INPUT MATERIAL:

## Begin

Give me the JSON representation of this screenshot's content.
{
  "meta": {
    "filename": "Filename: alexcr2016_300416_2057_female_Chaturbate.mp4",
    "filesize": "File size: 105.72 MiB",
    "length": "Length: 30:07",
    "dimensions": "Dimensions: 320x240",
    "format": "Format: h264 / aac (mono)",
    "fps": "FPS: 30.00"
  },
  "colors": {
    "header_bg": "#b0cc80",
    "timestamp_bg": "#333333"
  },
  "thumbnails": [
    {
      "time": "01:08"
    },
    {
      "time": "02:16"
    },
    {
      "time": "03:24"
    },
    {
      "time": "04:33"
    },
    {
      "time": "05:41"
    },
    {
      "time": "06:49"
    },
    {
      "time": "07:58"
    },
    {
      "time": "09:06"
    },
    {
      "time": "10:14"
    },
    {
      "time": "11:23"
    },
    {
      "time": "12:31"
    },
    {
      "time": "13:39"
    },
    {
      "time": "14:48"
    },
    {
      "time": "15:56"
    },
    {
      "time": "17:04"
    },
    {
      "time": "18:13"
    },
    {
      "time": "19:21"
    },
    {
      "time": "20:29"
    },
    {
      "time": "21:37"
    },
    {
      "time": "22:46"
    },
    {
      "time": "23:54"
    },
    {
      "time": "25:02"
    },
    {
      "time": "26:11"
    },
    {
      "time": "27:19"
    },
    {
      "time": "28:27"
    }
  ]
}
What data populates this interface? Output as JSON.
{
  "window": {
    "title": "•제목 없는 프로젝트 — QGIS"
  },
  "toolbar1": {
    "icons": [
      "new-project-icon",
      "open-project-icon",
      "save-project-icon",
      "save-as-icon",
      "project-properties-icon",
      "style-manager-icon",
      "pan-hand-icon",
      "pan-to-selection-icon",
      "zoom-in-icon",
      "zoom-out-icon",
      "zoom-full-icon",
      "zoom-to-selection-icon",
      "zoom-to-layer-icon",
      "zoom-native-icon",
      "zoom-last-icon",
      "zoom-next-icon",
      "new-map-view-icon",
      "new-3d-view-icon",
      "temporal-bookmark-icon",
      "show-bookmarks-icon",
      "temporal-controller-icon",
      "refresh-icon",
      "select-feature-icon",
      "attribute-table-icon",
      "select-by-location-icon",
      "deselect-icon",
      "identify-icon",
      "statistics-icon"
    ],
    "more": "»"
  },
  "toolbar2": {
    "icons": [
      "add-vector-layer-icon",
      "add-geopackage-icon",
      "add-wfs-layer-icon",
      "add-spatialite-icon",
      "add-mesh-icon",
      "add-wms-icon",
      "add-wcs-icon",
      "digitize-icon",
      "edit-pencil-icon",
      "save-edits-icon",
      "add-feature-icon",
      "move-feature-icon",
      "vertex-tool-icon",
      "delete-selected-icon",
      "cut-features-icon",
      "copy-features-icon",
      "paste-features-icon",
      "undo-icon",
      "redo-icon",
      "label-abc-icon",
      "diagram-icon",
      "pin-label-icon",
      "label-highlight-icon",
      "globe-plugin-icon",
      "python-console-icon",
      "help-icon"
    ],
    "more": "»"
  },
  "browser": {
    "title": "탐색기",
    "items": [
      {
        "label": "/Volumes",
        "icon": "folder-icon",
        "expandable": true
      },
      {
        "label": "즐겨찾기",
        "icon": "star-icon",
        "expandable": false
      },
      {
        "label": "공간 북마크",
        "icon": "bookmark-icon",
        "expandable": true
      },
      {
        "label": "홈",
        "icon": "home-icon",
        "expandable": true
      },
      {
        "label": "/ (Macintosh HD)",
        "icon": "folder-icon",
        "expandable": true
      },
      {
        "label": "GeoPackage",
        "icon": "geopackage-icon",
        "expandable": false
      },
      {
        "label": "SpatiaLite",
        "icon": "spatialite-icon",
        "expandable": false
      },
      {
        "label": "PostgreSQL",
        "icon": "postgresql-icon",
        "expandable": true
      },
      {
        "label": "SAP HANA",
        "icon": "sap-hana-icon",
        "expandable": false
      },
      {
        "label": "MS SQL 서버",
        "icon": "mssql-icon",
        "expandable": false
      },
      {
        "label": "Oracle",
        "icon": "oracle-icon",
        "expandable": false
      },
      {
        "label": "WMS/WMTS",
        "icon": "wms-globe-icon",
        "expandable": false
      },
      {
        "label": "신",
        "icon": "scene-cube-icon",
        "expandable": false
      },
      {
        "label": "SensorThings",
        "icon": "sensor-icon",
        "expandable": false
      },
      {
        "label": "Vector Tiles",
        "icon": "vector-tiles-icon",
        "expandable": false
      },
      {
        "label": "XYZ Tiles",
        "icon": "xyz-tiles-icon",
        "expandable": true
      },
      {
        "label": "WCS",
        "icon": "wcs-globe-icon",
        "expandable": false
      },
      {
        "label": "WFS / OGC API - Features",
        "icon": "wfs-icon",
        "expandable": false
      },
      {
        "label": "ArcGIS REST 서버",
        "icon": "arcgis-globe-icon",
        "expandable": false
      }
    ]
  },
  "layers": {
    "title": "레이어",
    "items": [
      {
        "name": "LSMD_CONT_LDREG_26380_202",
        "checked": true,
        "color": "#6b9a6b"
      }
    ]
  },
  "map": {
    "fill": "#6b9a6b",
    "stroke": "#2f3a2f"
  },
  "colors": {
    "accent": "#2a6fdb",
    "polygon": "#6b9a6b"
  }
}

## End

Search the records for the word "zoom". Copy every line that has it.

      "zoom-in-icon",
      "zoom-out-icon",
      "zoom-full-icon",
      "zoom-to-selection-icon",
      "zoom-to-layer-icon",
      "zoom-native-icon",
      "zoom-last-icon",
      "zoom-next-icon",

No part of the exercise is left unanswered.